• Gösterilen metin
-- -- --
Evet daha 1970'li yıllarda MSP’nin seçim bildirgesinde başkanlık sistemini getirme vaadi var. Yine Milli Nizam Partisinin parti programında, 1969'da başkanlık sistemi savunulmakta. Aynı yıllarda Türkeş’in başkanlık lehinde konuşmaları var. Bu aşağı yukarı Türkiye siyasi tarihinde son elli yıldır hükümet sisteminin tartışıldığını gösteriyor. Bunun sebebi de 1961 Anayasasının getirdiği hükümet sistemidir. 1961 Anayasası, milletin seçmiş olduğu, milli irade ile oluşan iktidarı zayıflatmak istemiştir. Anayasanın temel hedefi budur. Mesela, yasama iktidarını Senato ve Büyük Millet Meclisi diye ikiye bölmüştür. Yürütme iktidarını, tarafsız olduğu iddia edilen bir cumhurbaşkanı ile meclisin çoğunluğuna dayanan bir hükümet arasında paylaştırarak zayıflatmayı hedeflemiştir. Hâlbuki 1924 Anayasasındaki model böyle değildir. Orada hem parlamento yeknesak bir bütünlük içerisinde, hem de cumhurbaşkanı ile hükümetin birlikte çalışabileceği, bizim partili cumhurbaşkanı dediğimiz bir model ortaya koymaktadır. Dolayısıyla bu tartışma, AK Parti’nin ortaya attığı, Tayyip Erdoğan’ın talepleri ile ortaya çıkmış bir tartışma değildir.
-- -- --
• Veri kayıtları
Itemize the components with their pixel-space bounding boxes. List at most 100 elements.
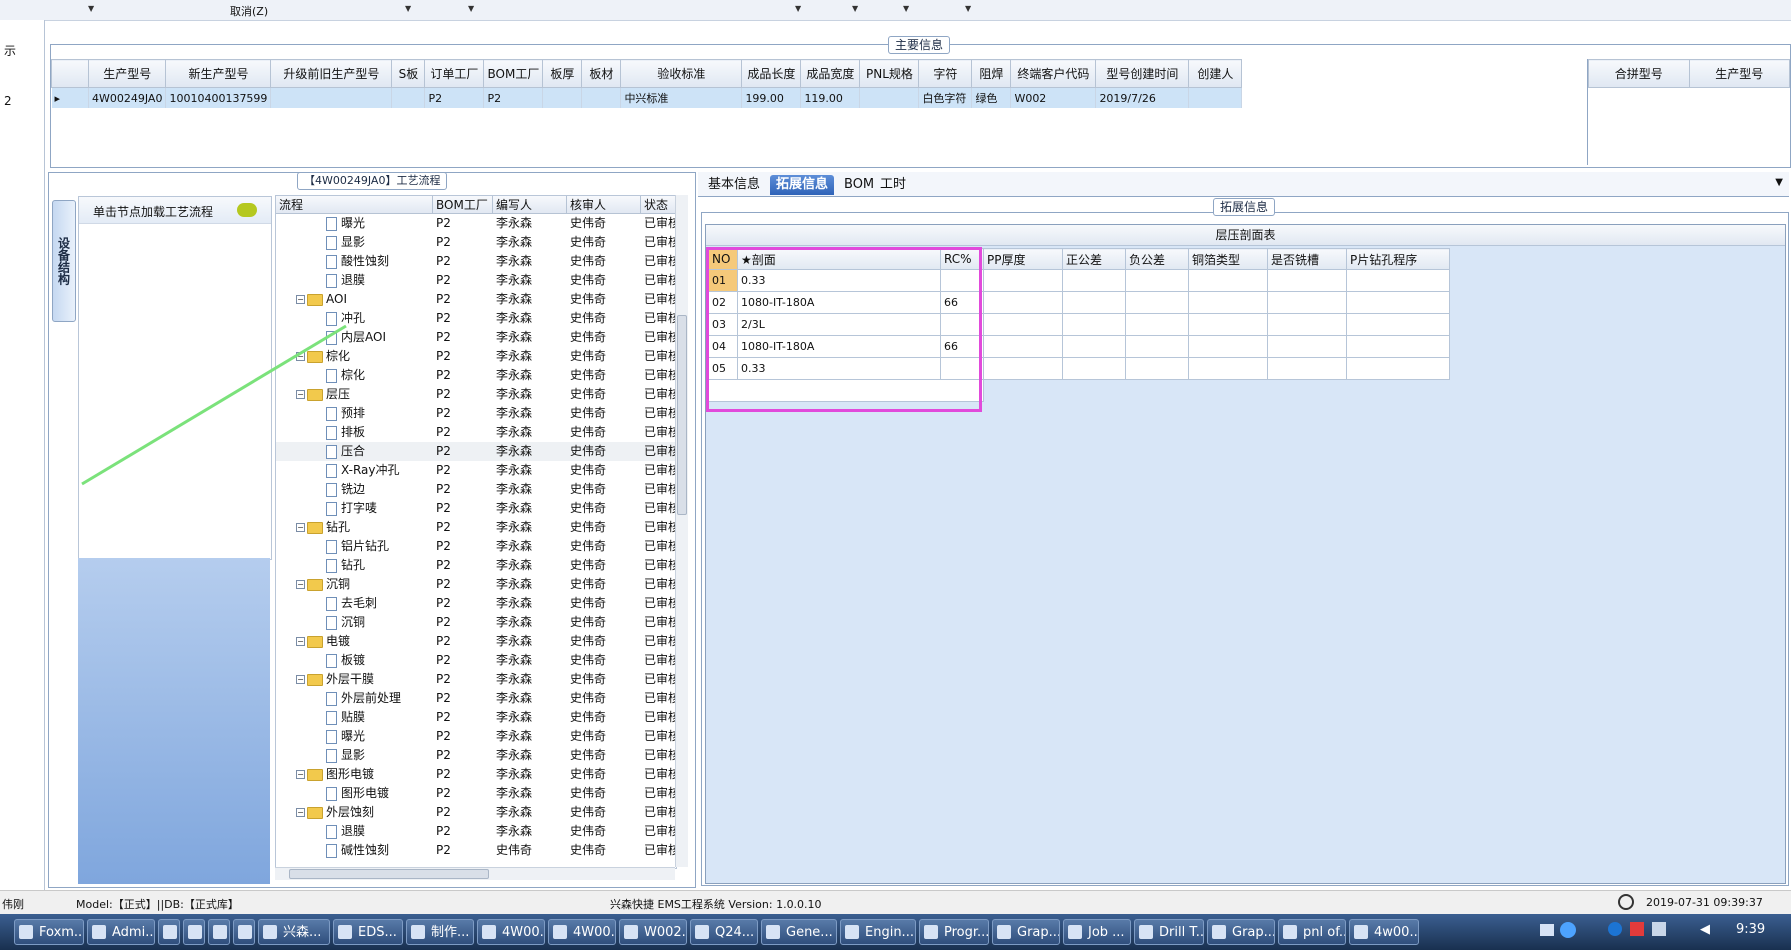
taskbar-item[interactable]: pnl of... xyxy=(1278,919,1346,945)
table-cell[interactable] xyxy=(1267,313,1347,336)
col-header[interactable]: 负公差 xyxy=(1125,248,1189,270)
table-cell[interactable] xyxy=(1267,269,1347,292)
taskbar-clock[interactable]: 9:39 xyxy=(1736,922,1765,937)
table-cell[interactable]: 1080-IT-180A xyxy=(737,291,941,314)
taskbar-item[interactable]: Grap... xyxy=(1207,919,1275,945)
taskbar-item[interactable]: 4w00... xyxy=(1349,919,1419,945)
table-cell[interactable] xyxy=(1346,313,1450,336)
tray-icon[interactable] xyxy=(1540,924,1554,936)
table-cell[interactable]: 66 xyxy=(940,291,984,314)
col-header[interactable]: ★剖面 xyxy=(737,248,941,270)
security-icon[interactable] xyxy=(1630,922,1644,936)
table-cell[interactable] xyxy=(1188,269,1268,292)
col-header[interactable]: P片钻孔程序 xyxy=(1346,248,1450,270)
table-cell[interactable]: 02 xyxy=(708,291,738,314)
taskbar-item[interactable]: Job ... xyxy=(1063,919,1131,945)
table-cell[interactable] xyxy=(1062,335,1126,358)
table-cell[interactable] xyxy=(1125,291,1189,314)
table-cell[interactable] xyxy=(983,313,1063,336)
table-cell[interactable] xyxy=(1188,313,1268,336)
table-cell[interactable] xyxy=(1062,269,1126,292)
taskbar-item[interactable]: Grap... xyxy=(992,919,1060,945)
table-cell[interactable] xyxy=(940,313,984,336)
detail-tabs: 基本信息 拓展信息 BOM 工时 ▼ xyxy=(698,172,1789,197)
table-row[interactable]: 01 0.33 xyxy=(708,269,1450,292)
taskbar-item-label: Grap... xyxy=(1232,925,1275,940)
taskbar-item[interactable]: Admi... xyxy=(87,919,155,945)
table-cell[interactable] xyxy=(983,291,1063,314)
taskbar-item[interactable]: 制作... xyxy=(406,919,474,945)
table-cell[interactable] xyxy=(1346,357,1450,380)
table-cell[interactable] xyxy=(1062,291,1126,314)
taskbar-item[interactable]: 4W00... xyxy=(477,919,545,945)
table-cell[interactable] xyxy=(940,269,984,292)
table-cell[interactable]: 1080-IT-180A xyxy=(737,335,941,358)
col-header[interactable]: 正公差 xyxy=(1062,248,1126,270)
tab-basic-info[interactable]: 基本信息 xyxy=(702,175,766,195)
taskbar-item[interactable]: W002... xyxy=(619,919,687,945)
col-header[interactable]: PP厚度 xyxy=(983,248,1063,270)
taskbar-item-label: Job ... xyxy=(1088,925,1125,940)
table-cell[interactable] xyxy=(983,357,1063,380)
table-row[interactable]: 05 0.33 xyxy=(708,357,1450,380)
col-header[interactable]: 铜箔类型 xyxy=(1188,248,1268,270)
taskbar-item[interactable]: Progr... xyxy=(919,919,989,945)
table-row[interactable]: 02 1080-IT-180A 66 xyxy=(708,291,1450,314)
col-header[interactable]: NO xyxy=(708,248,738,270)
table-cell[interactable] xyxy=(940,357,984,380)
table-row[interactable]: 03 2/3L xyxy=(708,313,1450,336)
table-cell[interactable] xyxy=(1062,357,1126,380)
empty-row[interactable] xyxy=(708,379,984,402)
table-cell[interactable] xyxy=(983,335,1063,358)
taskbar-item[interactable] xyxy=(208,919,230,945)
table-cell[interactable]: 04 xyxy=(708,335,738,358)
taskbar-item[interactable]: Drill T... xyxy=(1134,919,1204,945)
table-cell[interactable] xyxy=(983,269,1063,292)
taskbar-item[interactable]: 兴森... xyxy=(258,919,330,945)
tab-extended-info[interactable]: 拓展信息 xyxy=(770,175,835,195)
table-cell[interactable] xyxy=(1346,291,1450,314)
table-cell[interactable]: 66 xyxy=(940,335,984,358)
volume-icon[interactable]: ◀ xyxy=(1700,922,1710,937)
table-cell[interactable]: 05 xyxy=(708,357,738,380)
taskbar-item[interactable]: Gene... xyxy=(761,919,837,945)
table-cell[interactable] xyxy=(1267,335,1347,358)
taskbar-item-label: Q24... xyxy=(715,925,755,940)
taskbar-item[interactable] xyxy=(158,919,180,945)
taskbar-item[interactable] xyxy=(183,919,205,945)
table-cell[interactable]: 0.33 xyxy=(737,357,941,380)
lamination-section: 层压剖面表 NO ★剖面 RC% PP厚度 正公差 负公差 铜箔类型 是否铣槽 P片钻孔程序 0… xyxy=(705,224,1786,884)
taskbar-item-label: 4W00... xyxy=(502,925,544,940)
table-cell[interactable]: 01 xyxy=(708,269,738,292)
table-cell[interactable]: 2/3L xyxy=(737,313,941,336)
table-cell[interactable] xyxy=(1267,357,1347,380)
table-cell[interactable] xyxy=(1125,335,1189,358)
table-cell[interactable] xyxy=(1346,335,1450,358)
table-cell[interactable]: 0.33 xyxy=(737,269,941,292)
taskbar-item[interactable]: Engin... xyxy=(840,919,916,945)
flag-icon[interactable] xyxy=(1652,922,1666,936)
network-icon[interactable] xyxy=(1608,922,1622,936)
table-cell[interactable] xyxy=(1188,357,1268,380)
table-cell[interactable] xyxy=(1062,313,1126,336)
table-cell[interactable] xyxy=(1346,269,1450,292)
chevron-down-icon[interactable]: ▼ xyxy=(1775,177,1783,188)
taskbar-item[interactable]: Foxm... xyxy=(14,919,84,945)
col-header[interactable]: RC% xyxy=(940,248,984,270)
taskbar-item[interactable] xyxy=(233,919,255,945)
table-cell[interactable] xyxy=(1125,357,1189,380)
help-icon[interactable] xyxy=(1560,922,1576,938)
table-cell[interactable] xyxy=(1188,291,1268,314)
table-cell[interactable]: 03 xyxy=(708,313,738,336)
taskbar-item-label: Gene... xyxy=(786,925,833,940)
taskbar-item[interactable]: 4W00... xyxy=(548,919,616,945)
table-cell[interactable] xyxy=(1125,269,1189,292)
taskbar-item[interactable]: Q24... xyxy=(690,919,758,945)
table-cell[interactable] xyxy=(1125,313,1189,336)
tab-work-hours[interactable]: 工时 xyxy=(874,175,912,195)
table-row[interactable]: 04 1080-IT-180A 66 xyxy=(708,335,1450,358)
table-cell[interactable] xyxy=(1188,335,1268,358)
table-cell[interactable] xyxy=(1267,291,1347,314)
col-header[interactable]: 是否铣槽 xyxy=(1267,248,1347,270)
taskbar-item[interactable]: EDS... xyxy=(333,919,403,945)
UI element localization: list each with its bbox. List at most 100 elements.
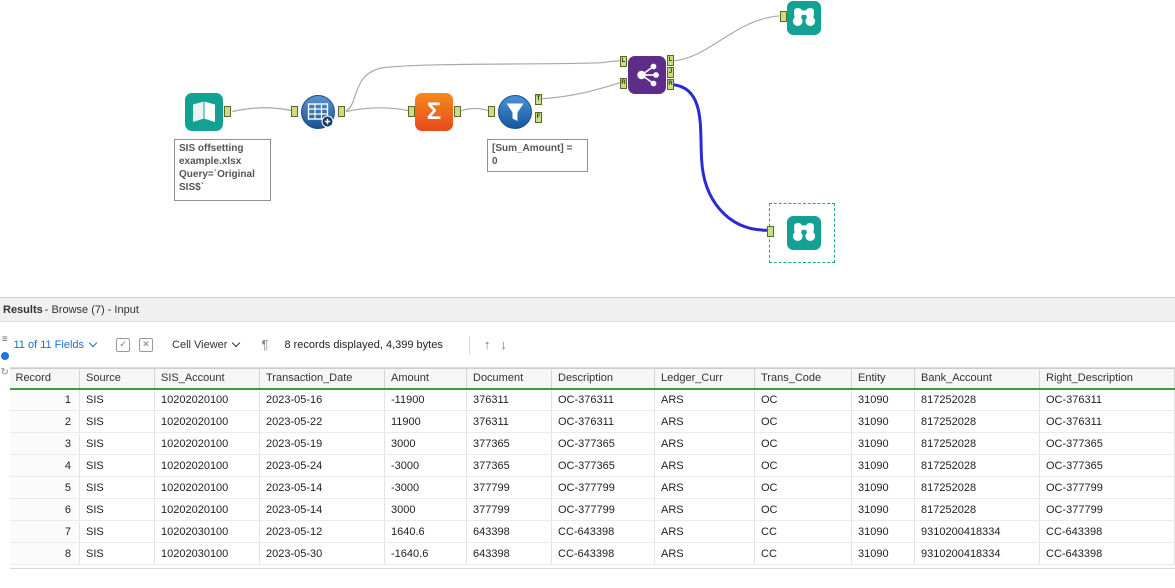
-- -- --
• Göreviniz
Başkanlık sistemi tartışmasını ele alan metne göre Türkiye'de hükümet sistemi son elli yıldır neden tartışılmaktadır? Metnin bu konuda verdiği gerekçeyi bir ila üç cümleyle açıklayın.

• Beklenen yanıt
Bunun sebebi 1961 Anayasasının getirdiği hükümet sistemidir. Bu anayasa, milli irade ile oluşan iktidarı zayıflatmayı hedeflemiştir. Bu amaçla yasama iktidarını Senato ve Büyük Millet Meclisi olarak ikiye bölmüş, yürütme iktidarını da tarafsız olduğu iddia edilen bir cumhurbaşkanı ile meclis çoğunluğuna dayanan bir hükümet arasında paylaştırmıştır.